_Data entries_
--*--

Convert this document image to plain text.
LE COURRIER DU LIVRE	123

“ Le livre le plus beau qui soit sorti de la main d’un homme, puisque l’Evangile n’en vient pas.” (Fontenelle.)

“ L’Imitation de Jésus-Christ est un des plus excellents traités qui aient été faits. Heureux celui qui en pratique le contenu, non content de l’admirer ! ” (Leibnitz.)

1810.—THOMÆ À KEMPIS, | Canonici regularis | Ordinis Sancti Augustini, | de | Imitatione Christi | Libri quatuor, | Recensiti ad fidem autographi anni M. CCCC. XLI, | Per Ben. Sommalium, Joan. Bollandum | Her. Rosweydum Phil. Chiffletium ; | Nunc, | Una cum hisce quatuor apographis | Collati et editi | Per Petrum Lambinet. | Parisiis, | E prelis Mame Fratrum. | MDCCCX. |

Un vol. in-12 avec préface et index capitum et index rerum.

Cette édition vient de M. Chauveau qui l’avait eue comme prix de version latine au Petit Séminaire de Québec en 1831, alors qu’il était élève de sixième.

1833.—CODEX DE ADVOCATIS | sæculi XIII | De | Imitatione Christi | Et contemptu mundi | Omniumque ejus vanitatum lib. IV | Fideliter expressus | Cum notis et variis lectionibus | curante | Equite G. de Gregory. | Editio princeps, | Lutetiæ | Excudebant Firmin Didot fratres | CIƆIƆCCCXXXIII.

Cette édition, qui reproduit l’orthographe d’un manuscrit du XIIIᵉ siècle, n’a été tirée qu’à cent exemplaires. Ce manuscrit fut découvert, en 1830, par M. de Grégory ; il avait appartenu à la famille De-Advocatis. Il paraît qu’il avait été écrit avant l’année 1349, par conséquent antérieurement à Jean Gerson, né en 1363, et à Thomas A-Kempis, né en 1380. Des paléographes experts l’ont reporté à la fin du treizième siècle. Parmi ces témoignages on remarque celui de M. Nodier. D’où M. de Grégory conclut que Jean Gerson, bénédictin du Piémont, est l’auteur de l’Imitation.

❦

--*--

_Instructions for the task_
Using the data above, repeat every line exactly.

_Response to the exercise_
Convert this document image to plain text.
LE COURRIER DU LIVRE	123

“ Le livre le plus beau qui soit sorti de la main d’un homme, puisque l’Evangile n’en vient pas.” (Fontenelle.)

“ L’Imitation de Jésus-Christ est un des plus excellents traités qui aient été faits. Heureux celui qui en pratique le contenu, non content de l’admirer ! ” (Leibnitz.)

1810.—THOMÆ À KEMPIS, | Canonici regularis | Ordinis Sancti Augustini, | de | Imitatione Christi | Libri quatuor, | Recensiti ad fidem autographi anni M. CCCC. XLI, | Per Ben. Sommalium, Joan. Bollandum | Her. Rosweydum Phil. Chiffletium ; | Nunc, | Una cum hisce quatuor apographis | Collati et editi | Per Petrum Lambinet. | Parisiis, | E prelis Mame Fratrum. | MDCCCX. |

Un vol. in-12 avec préface et index capitum et index rerum.

Cette édition vient de M. Chauveau qui l’avait eue comme prix de version latine au Petit Séminaire de Québec en 1831, alors qu’il était élève de sixième.

1833.—CODEX DE ADVOCATIS | sæculi XIII | De | Imitatione Christi | Et contemptu mundi | Omniumque ejus vanitatum lib. IV | Fideliter expressus | Cum notis et variis lectionibus | curante | Equite G. de Gregory. | Editio princeps, | Lutetiæ | Excudebant Firmin Didot fratres | CIƆIƆCCCXXXIII.

Cette édition, qui reproduit l’orthographe d’un manuscrit du XIIIᵉ siècle, n’a été tirée qu’à cent exemplaires. Ce manuscrit fut découvert, en 1830, par M. de Grégory ; il avait appartenu à la famille De-Advocatis. Il paraît qu’il avait été écrit avant l’année 1349, par conséquent antérieurement à Jean Gerson, né en 1363, et à Thomas A-Kempis, né en 1380. Des paléographes experts l’ont reporté à la fin du treizième siècle. Parmi ces témoignages on remarque celui de M. Nodier. D’où M. de Grégory conclut que Jean Gerson, bénédictin du Piémont, est l’auteur de l’Imitation.

❦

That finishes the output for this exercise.